DESCRIPTION OF THE TASK: Your task is to give the number of lines in the listing that include "الحسن", and nothing else.

AVAILABLE DATA:
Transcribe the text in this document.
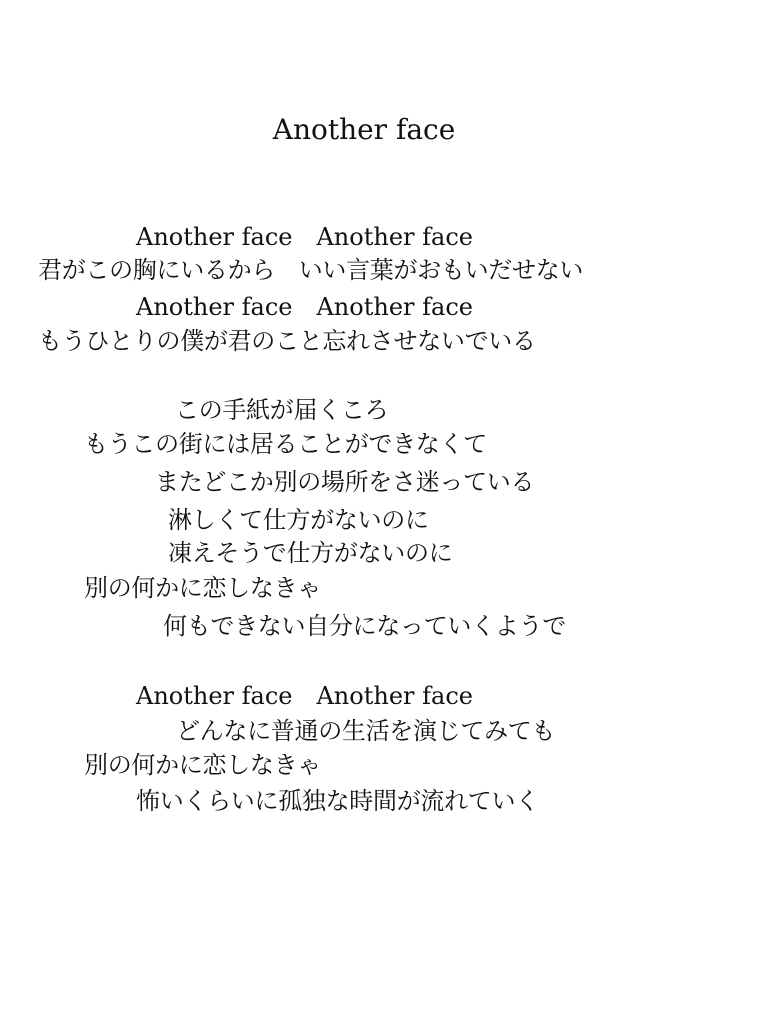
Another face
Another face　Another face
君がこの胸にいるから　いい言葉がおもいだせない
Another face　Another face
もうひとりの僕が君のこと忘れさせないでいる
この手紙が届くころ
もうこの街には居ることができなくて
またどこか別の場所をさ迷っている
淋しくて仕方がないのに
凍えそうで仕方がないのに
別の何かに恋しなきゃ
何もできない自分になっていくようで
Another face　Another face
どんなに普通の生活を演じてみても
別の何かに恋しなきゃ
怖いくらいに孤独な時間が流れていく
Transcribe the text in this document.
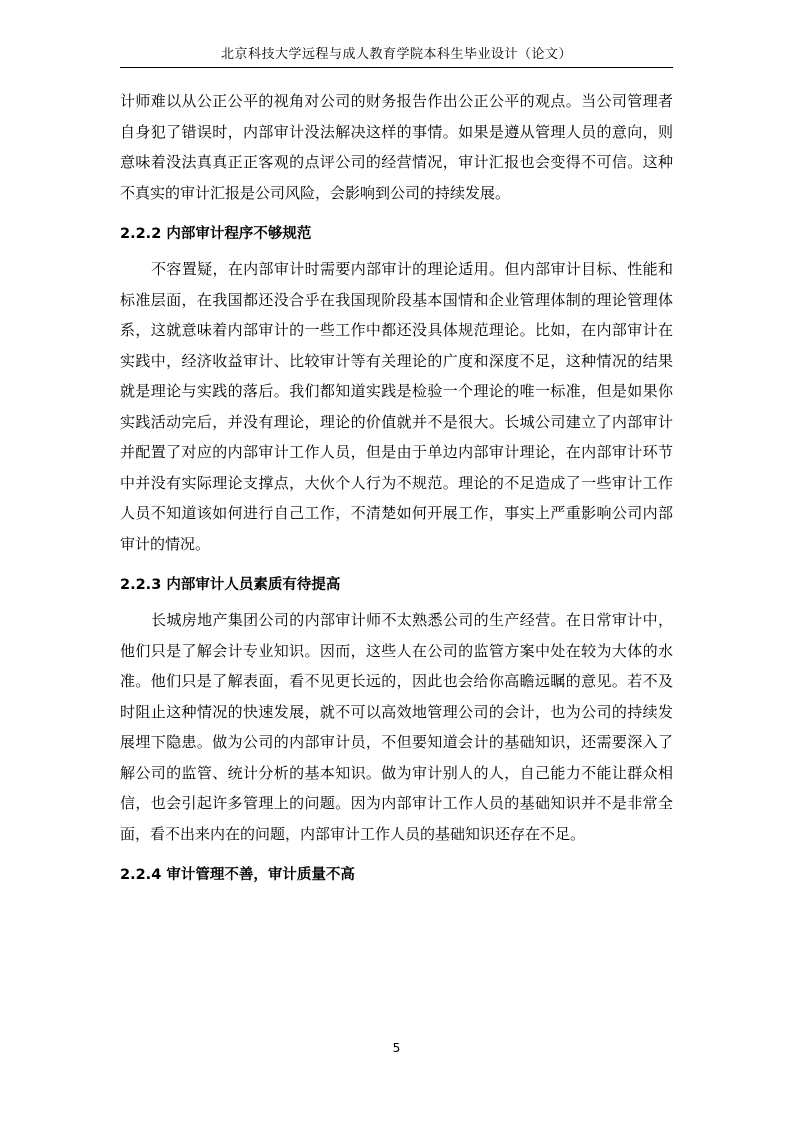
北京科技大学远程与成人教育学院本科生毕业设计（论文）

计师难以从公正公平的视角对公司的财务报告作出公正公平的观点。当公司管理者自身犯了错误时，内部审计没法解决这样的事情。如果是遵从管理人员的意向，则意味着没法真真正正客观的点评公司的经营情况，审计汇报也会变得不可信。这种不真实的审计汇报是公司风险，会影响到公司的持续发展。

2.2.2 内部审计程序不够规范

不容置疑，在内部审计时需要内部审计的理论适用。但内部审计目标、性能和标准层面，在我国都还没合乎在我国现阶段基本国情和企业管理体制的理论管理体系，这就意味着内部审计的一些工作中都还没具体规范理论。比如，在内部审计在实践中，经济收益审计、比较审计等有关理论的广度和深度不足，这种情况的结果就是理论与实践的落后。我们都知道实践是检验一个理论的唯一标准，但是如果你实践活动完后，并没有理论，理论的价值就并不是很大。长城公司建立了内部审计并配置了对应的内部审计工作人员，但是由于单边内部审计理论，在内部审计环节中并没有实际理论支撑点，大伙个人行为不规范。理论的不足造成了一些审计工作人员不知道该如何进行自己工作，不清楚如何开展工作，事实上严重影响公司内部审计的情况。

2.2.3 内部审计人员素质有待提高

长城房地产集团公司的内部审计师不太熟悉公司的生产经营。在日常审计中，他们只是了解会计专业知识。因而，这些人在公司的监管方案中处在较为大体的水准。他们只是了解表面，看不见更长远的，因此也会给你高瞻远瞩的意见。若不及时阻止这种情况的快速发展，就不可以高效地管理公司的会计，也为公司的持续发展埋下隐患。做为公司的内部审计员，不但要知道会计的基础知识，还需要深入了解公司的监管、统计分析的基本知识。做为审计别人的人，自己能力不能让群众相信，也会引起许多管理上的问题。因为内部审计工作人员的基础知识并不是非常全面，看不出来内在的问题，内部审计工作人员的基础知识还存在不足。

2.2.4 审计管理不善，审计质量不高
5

...

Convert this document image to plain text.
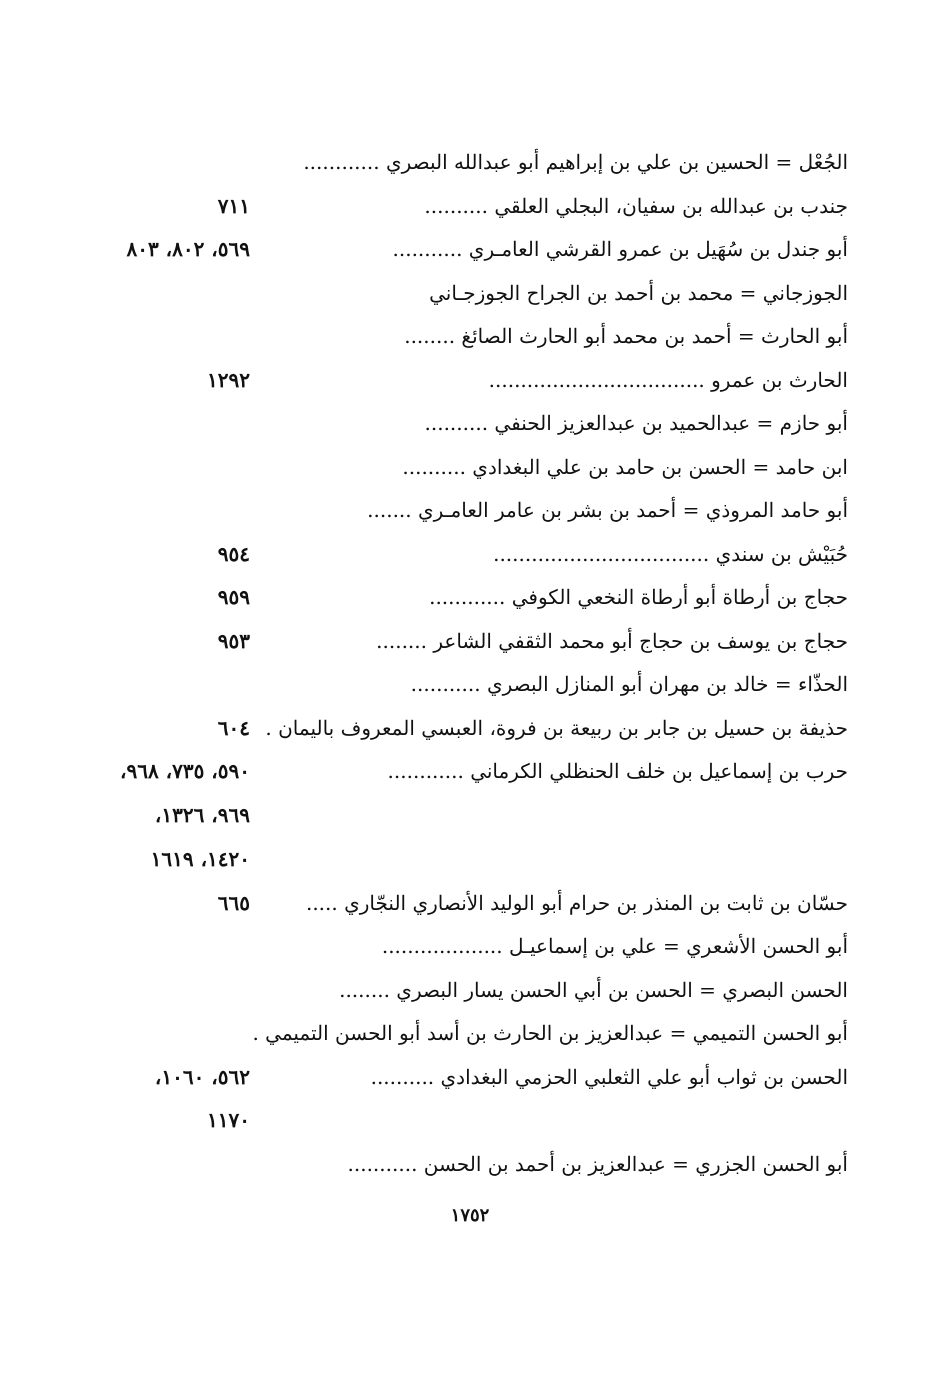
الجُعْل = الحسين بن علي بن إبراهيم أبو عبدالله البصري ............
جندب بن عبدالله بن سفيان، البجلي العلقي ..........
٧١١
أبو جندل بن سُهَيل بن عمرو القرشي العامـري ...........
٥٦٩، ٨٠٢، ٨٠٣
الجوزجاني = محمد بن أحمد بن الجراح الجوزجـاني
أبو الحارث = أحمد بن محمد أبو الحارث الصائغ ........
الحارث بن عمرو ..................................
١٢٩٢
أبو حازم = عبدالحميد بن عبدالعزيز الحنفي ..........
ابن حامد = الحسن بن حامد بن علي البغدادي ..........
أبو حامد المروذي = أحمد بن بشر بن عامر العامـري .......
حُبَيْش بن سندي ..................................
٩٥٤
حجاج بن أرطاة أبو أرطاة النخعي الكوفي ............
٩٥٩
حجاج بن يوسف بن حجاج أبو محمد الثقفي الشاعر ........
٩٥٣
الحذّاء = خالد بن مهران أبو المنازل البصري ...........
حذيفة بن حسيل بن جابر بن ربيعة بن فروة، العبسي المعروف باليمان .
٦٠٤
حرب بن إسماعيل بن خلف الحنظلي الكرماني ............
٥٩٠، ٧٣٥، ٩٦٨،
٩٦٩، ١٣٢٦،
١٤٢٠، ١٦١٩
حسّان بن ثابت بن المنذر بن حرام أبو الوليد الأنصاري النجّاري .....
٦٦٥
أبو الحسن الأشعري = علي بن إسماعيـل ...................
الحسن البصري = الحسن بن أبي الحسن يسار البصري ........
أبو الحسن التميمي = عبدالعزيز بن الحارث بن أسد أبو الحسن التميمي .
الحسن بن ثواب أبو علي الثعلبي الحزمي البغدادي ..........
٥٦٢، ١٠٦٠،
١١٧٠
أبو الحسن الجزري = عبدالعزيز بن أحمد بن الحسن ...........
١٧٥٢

WRITTEN ANSWER: 6